— Start Task inputs —

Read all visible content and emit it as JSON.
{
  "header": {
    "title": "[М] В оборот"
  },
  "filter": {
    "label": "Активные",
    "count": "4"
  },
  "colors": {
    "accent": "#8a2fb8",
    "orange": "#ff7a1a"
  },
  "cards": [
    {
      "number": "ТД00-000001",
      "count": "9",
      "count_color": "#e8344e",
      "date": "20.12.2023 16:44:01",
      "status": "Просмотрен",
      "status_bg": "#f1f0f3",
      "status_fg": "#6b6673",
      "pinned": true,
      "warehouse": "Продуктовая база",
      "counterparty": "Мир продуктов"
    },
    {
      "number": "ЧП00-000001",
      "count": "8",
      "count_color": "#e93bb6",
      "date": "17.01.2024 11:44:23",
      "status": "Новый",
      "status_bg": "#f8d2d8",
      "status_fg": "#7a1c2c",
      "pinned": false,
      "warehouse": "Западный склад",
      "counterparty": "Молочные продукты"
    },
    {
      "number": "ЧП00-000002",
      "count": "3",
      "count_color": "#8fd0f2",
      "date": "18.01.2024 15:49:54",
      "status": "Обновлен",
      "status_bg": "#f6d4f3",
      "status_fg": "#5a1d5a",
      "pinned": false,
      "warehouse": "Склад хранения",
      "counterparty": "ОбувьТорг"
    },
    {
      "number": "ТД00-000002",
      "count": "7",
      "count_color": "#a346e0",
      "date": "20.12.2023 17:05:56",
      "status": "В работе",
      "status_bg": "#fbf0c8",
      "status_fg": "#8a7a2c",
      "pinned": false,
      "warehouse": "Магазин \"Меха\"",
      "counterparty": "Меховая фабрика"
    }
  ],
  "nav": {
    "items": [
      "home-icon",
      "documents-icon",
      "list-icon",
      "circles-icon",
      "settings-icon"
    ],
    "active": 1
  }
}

— End Task inputs —

> Aim: Tally the lines of the data that contain the string "warehouse" and report the total alone.

> Answer: 4